**Aim of the exercise**
Go through the records and extract every line with the word "TradingView".

**Records provided**
------------------------

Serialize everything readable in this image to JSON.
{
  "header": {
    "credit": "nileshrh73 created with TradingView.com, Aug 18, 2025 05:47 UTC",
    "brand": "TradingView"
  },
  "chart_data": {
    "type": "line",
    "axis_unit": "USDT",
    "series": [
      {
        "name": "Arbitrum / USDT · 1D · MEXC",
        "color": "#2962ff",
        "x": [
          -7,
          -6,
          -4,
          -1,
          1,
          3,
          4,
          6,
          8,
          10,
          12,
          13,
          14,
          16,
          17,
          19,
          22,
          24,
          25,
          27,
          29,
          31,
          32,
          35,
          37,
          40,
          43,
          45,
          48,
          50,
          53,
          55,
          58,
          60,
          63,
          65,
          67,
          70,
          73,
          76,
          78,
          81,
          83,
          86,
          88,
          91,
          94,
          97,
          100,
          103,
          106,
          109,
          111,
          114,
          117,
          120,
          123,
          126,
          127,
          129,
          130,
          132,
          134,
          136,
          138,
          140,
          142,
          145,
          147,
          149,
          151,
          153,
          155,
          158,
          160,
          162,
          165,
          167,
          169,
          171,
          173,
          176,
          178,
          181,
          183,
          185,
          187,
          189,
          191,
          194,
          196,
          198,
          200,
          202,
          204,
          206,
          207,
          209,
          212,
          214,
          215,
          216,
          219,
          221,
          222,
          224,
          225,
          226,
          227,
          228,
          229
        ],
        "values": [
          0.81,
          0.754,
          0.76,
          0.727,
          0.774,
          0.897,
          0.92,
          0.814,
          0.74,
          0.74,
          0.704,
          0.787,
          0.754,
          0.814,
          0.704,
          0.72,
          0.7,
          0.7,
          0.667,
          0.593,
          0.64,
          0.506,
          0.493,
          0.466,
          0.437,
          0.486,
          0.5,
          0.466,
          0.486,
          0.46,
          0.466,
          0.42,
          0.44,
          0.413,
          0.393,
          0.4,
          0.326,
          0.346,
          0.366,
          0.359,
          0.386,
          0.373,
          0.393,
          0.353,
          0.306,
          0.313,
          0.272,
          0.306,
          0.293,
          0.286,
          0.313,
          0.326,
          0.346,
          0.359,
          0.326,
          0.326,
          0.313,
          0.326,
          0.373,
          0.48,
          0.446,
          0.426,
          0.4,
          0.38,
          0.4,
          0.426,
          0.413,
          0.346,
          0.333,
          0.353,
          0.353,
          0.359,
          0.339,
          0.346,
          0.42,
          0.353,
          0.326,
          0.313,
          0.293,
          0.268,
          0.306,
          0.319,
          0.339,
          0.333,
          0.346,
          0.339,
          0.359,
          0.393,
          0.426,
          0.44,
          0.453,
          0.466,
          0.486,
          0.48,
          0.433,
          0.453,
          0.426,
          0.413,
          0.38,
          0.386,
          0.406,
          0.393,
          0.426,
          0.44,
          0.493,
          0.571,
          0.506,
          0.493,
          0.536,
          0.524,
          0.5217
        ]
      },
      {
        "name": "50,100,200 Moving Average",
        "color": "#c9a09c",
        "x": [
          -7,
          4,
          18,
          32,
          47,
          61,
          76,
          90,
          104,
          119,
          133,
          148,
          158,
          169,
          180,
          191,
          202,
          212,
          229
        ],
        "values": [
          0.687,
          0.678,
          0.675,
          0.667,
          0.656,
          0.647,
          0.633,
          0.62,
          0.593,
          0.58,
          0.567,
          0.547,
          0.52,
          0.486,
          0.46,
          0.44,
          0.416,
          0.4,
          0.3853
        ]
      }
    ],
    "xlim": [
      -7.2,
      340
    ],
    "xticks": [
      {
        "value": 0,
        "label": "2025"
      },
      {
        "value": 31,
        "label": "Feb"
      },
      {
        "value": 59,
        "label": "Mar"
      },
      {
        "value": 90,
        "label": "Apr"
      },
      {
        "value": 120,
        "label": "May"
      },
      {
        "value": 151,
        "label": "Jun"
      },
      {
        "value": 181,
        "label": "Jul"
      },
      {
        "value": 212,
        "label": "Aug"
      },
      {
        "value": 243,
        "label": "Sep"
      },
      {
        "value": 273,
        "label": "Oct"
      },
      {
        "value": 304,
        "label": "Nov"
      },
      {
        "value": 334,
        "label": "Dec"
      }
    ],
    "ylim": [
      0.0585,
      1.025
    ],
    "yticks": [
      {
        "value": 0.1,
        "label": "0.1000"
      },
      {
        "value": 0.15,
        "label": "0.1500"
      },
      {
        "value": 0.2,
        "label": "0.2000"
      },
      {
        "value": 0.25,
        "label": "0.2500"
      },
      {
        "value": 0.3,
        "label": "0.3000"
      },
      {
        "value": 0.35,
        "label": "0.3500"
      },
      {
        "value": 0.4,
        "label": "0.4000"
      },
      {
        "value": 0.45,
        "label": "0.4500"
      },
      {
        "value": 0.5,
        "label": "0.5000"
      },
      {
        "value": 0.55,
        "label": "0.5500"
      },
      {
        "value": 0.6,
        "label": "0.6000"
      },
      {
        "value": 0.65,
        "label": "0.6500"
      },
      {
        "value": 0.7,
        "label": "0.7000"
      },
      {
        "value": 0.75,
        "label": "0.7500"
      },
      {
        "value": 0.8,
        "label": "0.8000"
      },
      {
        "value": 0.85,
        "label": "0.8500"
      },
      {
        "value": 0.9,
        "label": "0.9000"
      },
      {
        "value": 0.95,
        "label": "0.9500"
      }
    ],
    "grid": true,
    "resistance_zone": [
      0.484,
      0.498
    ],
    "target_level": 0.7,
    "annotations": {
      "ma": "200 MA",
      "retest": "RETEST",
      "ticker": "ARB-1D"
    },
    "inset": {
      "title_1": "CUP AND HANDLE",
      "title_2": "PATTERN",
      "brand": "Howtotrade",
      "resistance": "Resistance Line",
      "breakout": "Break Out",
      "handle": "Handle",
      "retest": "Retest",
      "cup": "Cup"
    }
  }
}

------------------------

**Correct result**
    "credit": "nileshrh73 created with TradingView.com, Aug 18, 2025 05:47 UTC",
    "brand": "TradingView"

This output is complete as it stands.